EXERCISE INSTRUCTIONS
Work out how many lines include "итал" and answer with that number only.

RECORDS FOR THIS EXERCISE
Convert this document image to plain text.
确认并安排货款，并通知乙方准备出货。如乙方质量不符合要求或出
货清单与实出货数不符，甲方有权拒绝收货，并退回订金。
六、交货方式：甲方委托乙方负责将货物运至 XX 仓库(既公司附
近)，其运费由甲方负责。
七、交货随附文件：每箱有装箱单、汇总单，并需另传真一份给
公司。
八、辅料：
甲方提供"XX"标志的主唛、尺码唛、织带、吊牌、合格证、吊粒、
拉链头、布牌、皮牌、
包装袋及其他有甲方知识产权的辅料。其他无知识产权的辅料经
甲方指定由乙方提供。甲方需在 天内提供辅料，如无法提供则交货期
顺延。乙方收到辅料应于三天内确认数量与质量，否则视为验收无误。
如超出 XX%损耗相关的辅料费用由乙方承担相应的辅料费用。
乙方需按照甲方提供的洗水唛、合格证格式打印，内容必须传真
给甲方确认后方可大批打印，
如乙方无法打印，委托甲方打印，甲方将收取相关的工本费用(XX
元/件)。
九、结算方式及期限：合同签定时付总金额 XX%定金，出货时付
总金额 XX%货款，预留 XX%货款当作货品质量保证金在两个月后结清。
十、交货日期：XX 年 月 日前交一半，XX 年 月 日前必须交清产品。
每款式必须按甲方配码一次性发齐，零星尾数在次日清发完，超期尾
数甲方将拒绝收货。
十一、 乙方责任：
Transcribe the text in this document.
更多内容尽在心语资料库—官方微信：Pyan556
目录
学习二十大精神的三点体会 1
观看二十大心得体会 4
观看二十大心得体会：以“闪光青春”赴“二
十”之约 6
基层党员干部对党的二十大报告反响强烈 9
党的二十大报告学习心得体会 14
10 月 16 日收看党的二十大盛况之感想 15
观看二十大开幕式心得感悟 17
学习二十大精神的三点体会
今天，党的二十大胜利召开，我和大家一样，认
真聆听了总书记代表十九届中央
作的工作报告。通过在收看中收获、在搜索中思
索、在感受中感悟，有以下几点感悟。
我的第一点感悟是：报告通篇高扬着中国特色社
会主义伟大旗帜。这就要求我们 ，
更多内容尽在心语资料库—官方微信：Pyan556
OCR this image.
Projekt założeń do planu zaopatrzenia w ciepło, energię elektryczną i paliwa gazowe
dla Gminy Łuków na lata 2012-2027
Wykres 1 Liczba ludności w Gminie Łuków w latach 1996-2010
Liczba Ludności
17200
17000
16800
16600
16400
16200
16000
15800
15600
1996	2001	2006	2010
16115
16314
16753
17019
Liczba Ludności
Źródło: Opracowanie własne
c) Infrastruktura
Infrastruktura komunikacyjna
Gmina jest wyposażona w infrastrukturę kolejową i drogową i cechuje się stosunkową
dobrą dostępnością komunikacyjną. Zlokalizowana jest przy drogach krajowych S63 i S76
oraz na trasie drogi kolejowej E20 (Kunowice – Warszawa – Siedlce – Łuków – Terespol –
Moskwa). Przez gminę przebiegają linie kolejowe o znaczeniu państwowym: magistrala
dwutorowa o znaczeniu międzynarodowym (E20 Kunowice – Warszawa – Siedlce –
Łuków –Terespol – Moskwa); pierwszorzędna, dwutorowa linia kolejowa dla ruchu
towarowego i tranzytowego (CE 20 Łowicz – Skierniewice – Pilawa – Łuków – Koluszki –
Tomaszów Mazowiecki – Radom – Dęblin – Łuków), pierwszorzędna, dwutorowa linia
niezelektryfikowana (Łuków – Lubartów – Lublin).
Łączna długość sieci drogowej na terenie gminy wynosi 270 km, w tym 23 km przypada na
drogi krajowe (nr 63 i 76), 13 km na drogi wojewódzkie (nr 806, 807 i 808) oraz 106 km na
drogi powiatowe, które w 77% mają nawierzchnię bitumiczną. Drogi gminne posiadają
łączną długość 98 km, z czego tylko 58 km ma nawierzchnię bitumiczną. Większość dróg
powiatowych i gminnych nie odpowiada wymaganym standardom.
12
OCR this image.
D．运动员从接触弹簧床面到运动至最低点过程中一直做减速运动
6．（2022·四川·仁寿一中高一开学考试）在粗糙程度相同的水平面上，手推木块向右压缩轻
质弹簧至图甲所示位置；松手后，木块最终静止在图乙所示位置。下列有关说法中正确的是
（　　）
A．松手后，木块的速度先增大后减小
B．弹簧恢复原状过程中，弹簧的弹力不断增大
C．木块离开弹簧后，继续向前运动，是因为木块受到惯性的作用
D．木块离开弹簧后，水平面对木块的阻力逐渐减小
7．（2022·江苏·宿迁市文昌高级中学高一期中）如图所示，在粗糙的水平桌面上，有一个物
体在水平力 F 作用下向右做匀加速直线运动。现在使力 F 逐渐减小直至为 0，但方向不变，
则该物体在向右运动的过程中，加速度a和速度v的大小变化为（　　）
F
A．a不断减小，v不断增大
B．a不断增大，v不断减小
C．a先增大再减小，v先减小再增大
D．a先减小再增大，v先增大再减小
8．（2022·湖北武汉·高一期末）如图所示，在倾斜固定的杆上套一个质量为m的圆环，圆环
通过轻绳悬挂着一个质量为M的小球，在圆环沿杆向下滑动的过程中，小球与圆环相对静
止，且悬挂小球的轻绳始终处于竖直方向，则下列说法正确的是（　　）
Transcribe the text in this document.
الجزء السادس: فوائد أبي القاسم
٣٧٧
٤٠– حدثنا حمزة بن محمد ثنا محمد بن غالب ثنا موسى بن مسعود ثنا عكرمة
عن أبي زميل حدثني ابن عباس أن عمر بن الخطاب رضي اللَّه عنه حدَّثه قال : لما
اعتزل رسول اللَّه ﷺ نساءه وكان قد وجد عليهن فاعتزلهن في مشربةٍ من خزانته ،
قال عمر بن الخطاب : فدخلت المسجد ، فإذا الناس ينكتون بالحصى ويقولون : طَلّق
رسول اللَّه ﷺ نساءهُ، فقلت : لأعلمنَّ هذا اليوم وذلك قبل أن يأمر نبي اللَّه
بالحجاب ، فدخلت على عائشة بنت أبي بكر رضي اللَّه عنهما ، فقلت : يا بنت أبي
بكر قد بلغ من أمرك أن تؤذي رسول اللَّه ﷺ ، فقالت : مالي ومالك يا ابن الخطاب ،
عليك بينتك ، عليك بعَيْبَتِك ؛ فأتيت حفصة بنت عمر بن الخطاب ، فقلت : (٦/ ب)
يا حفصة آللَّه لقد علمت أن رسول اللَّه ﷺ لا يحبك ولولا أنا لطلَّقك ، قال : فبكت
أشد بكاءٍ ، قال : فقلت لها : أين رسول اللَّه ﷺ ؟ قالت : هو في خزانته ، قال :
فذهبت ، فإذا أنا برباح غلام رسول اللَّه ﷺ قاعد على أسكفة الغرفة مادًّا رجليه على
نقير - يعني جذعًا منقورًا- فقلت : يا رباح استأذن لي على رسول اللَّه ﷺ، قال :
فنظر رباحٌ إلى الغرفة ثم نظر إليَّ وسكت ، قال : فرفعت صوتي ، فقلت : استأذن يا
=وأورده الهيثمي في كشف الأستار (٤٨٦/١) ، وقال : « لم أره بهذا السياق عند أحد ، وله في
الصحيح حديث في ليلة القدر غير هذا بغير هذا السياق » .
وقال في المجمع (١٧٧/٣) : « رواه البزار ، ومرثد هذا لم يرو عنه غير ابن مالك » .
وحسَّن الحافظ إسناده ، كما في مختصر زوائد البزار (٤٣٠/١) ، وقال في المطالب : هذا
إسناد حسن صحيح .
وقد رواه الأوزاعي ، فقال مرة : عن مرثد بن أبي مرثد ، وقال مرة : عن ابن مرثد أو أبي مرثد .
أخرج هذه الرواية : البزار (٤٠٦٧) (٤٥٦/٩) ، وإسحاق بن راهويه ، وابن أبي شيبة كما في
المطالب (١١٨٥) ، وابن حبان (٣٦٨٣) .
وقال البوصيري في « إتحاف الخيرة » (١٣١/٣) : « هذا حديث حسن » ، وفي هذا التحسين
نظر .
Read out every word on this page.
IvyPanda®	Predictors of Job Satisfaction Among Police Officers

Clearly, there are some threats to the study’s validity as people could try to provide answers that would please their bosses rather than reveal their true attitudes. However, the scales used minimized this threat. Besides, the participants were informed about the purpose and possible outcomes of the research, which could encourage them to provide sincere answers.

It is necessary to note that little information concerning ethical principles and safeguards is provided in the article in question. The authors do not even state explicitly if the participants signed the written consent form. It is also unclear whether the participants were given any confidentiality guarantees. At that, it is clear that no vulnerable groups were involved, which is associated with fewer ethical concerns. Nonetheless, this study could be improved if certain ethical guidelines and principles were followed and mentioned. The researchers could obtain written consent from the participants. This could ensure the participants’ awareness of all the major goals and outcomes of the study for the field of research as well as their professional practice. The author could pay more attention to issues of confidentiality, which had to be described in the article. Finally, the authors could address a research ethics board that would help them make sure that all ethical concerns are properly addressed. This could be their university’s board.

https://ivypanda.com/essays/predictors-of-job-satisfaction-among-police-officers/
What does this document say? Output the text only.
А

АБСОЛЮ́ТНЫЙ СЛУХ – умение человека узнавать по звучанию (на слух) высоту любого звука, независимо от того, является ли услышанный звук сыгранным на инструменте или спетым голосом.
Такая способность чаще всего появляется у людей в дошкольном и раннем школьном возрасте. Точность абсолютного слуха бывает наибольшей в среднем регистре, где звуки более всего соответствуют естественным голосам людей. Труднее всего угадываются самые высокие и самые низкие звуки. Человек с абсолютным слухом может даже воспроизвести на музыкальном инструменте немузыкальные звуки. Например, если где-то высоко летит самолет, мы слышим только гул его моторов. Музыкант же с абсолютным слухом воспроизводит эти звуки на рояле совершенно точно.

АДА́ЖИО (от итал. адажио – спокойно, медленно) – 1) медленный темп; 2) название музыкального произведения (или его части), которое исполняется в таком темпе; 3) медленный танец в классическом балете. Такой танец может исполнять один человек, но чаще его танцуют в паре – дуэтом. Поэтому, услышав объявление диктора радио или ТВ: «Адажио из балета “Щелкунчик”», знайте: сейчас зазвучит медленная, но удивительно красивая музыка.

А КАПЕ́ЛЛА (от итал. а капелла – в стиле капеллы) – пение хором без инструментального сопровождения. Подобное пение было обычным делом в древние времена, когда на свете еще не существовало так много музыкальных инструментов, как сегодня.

RESPONSE BELOW
2